# Work required
Transcribe everything in the listing from its start down to and including the line containing "chart-title: Telemetry for". Leave the pictures out of your answer.
## Start Data section
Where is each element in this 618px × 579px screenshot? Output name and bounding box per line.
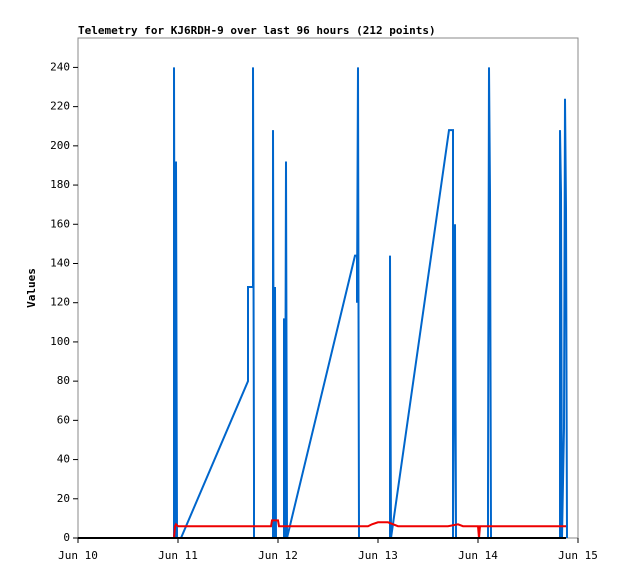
y-tick-label: 0	[63, 531, 70, 544]
y-tick-label: 60	[57, 413, 70, 426]
y-axis-label: Values	[25, 268, 38, 308]
y-tick-label: 20	[57, 492, 70, 505]
x-tick-label: Jun 14	[458, 549, 498, 562]
y-tick-label: 200	[50, 139, 70, 152]
x-tick-label: Jun 13	[358, 549, 398, 562]
y-tick-label: 140	[50, 256, 70, 269]
x-tick-label: Jun 15	[558, 549, 598, 562]
y-tick-label: 120	[50, 296, 70, 309]
y-tick-label: 180	[50, 178, 70, 191]
y-tick-label: 220	[50, 100, 70, 113]
y-tick-label: 160	[50, 217, 70, 230]
y-tick-label: 100	[50, 335, 70, 348]
y-tick-label: 240	[50, 60, 70, 73]
plot-frame	[77, 37, 579, 539]
x-tick-label: Jun 12	[258, 549, 298, 562]
y-tick-label: 40	[57, 453, 70, 466]
series-line	[173, 519, 566, 539]
y-tick-label: 80	[57, 374, 70, 387]
x-tick-label: Jun 10	[58, 549, 98, 562]
x-tick-label: Jun 11	[158, 549, 198, 562]
chart-title: Telemetry for KJ6RDH-9 over last 96 hour…	[78, 24, 436, 37]
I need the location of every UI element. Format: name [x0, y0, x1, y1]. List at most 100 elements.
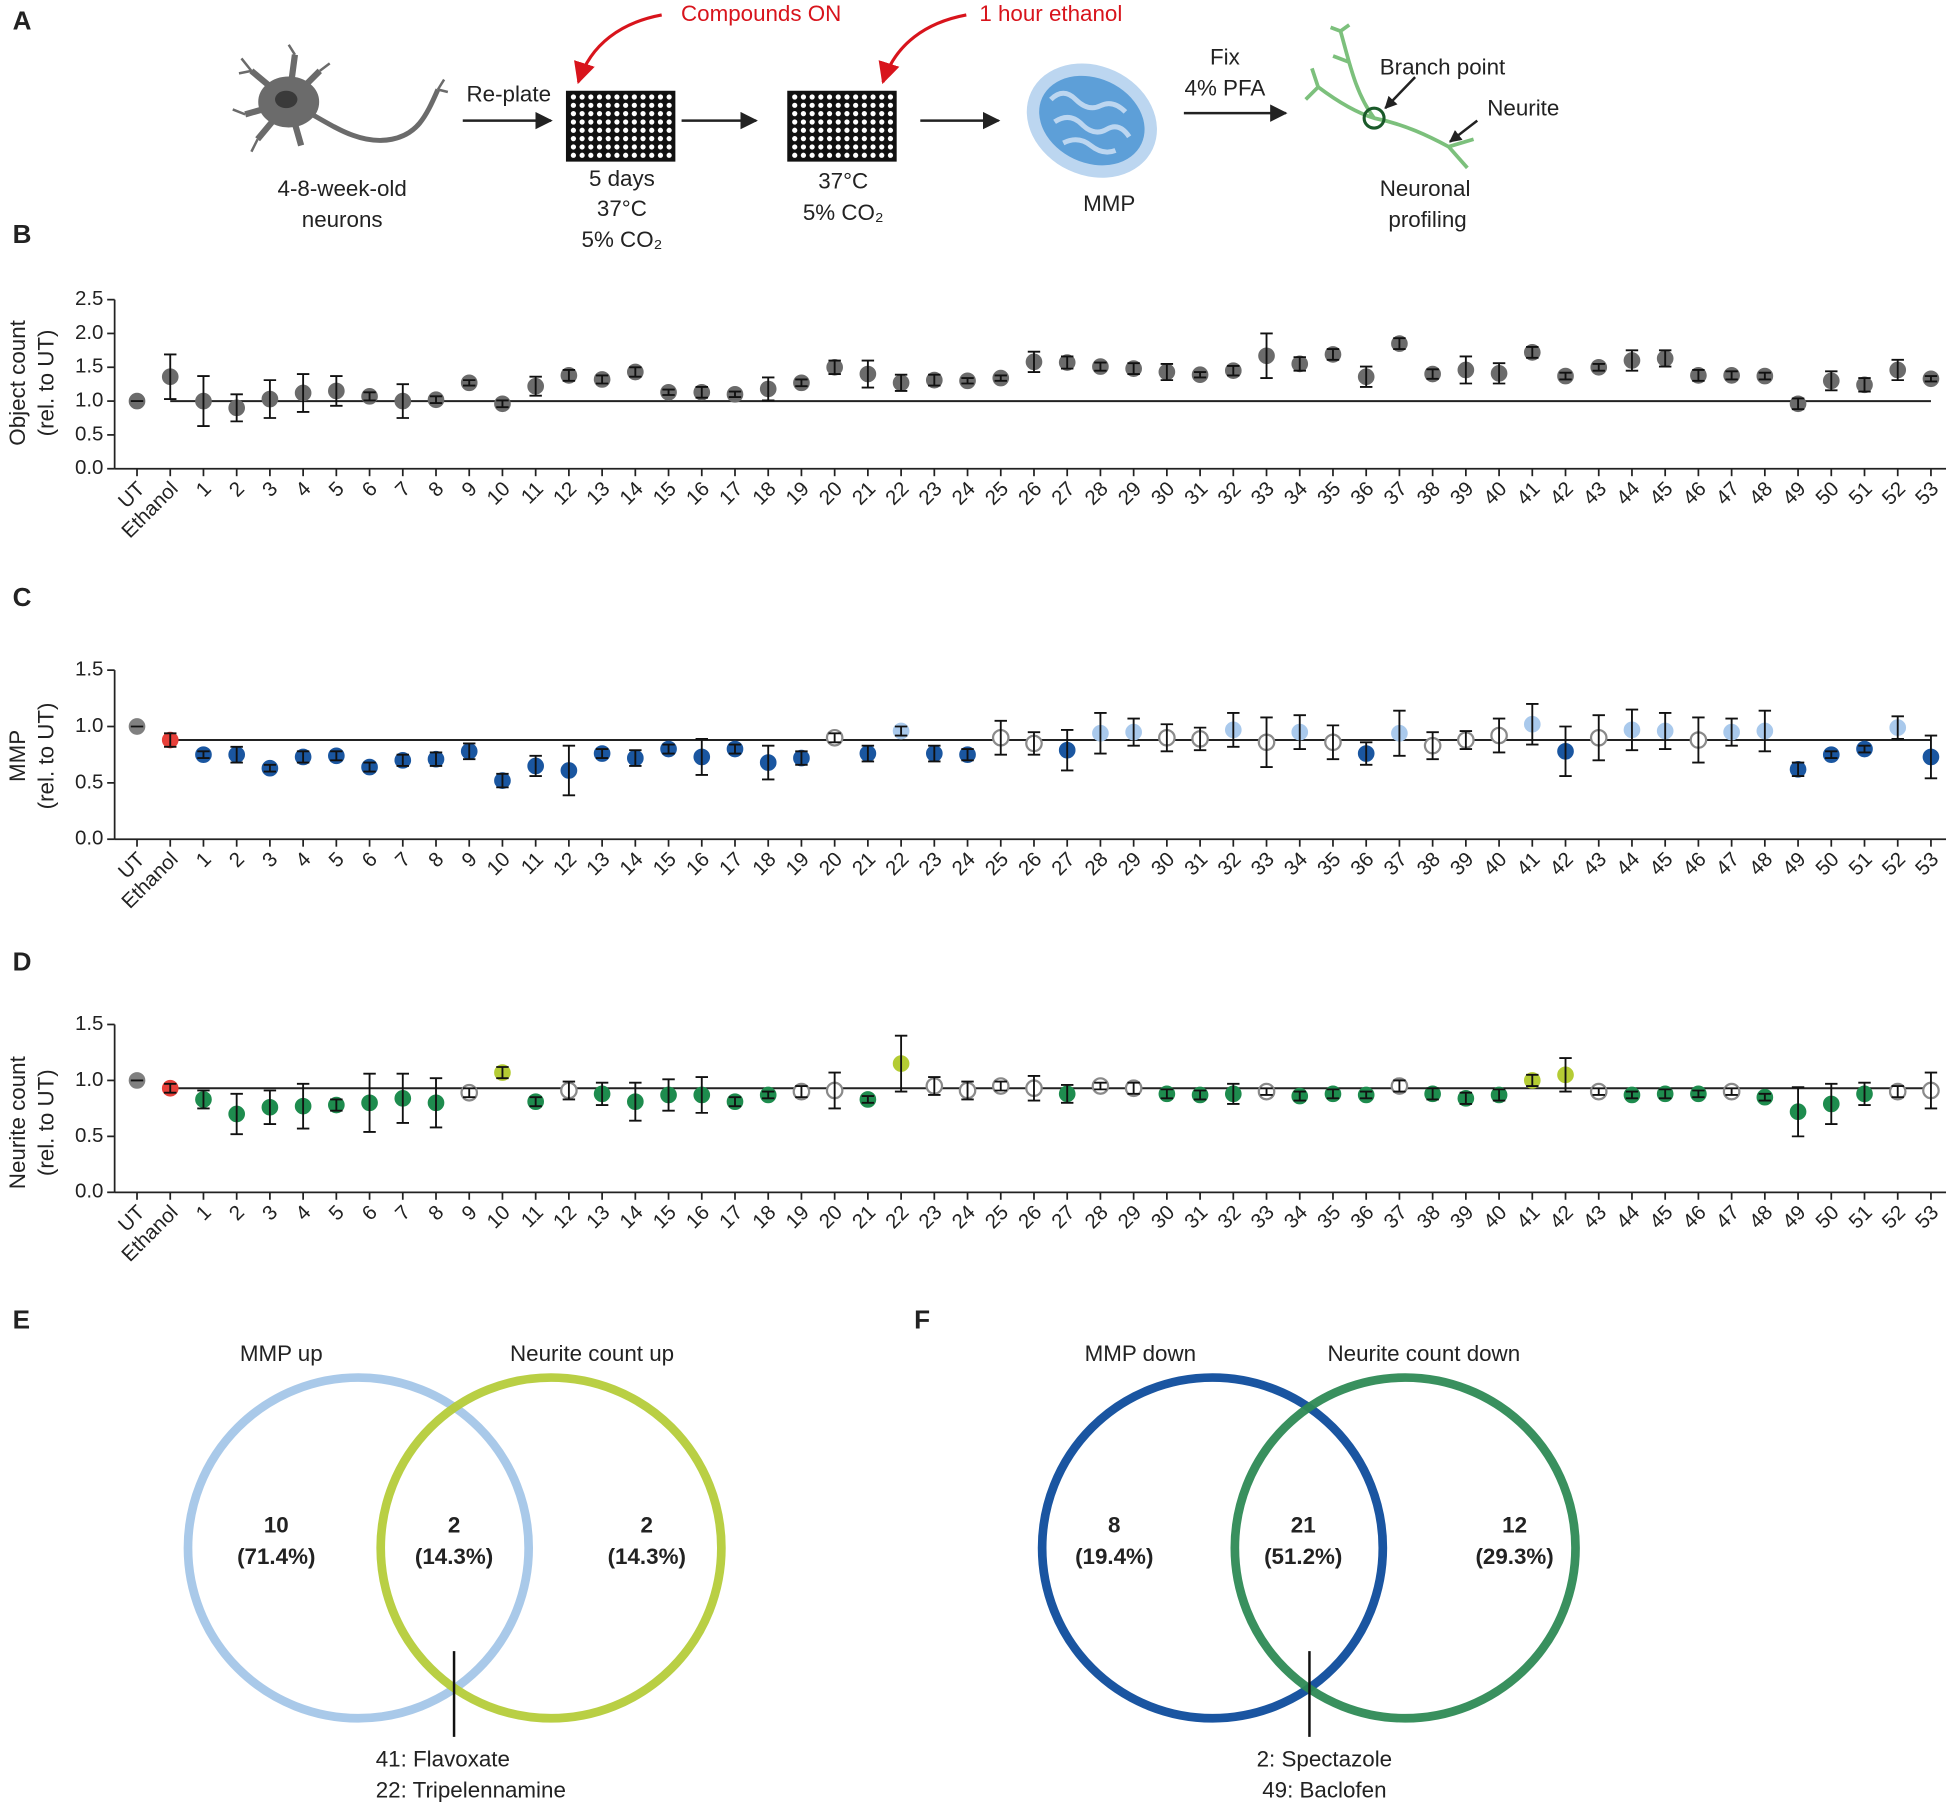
## End Data section
# Written answer
Where is each element in this 618px × 579px screenshot? Output name and bounding box per line.
y-tick-label: 0	[63, 531, 70, 544]
y-tick-label: 60	[57, 413, 70, 426]
y-axis-label: Values	[25, 268, 38, 308]
y-tick-label: 20	[57, 492, 70, 505]
x-tick-label: Jun 14	[458, 549, 498, 562]
y-tick-label: 200	[50, 139, 70, 152]
x-tick-label: Jun 13	[358, 549, 398, 562]
y-tick-label: 140	[50, 256, 70, 269]
x-tick-label: Jun 15	[558, 549, 598, 562]
y-tick-label: 120	[50, 296, 70, 309]
y-tick-label: 180	[50, 178, 70, 191]
y-tick-label: 220	[50, 100, 70, 113]
y-tick-label: 160	[50, 217, 70, 230]
y-tick-label: 100	[50, 335, 70, 348]
y-tick-label: 240	[50, 60, 70, 73]
plot-frame	[77, 37, 579, 539]
x-tick-label: Jun 12	[258, 549, 298, 562]
y-tick-label: 40	[57, 453, 70, 466]
series-line	[173, 519, 566, 539]
y-tick-label: 80	[57, 374, 70, 387]
x-tick-label: Jun 10	[58, 549, 98, 562]
x-tick-label: Jun 11	[158, 549, 198, 562]
chart-title: Telemetry for KJ6RDH-9 over last 96 hour…	[78, 24, 436, 37]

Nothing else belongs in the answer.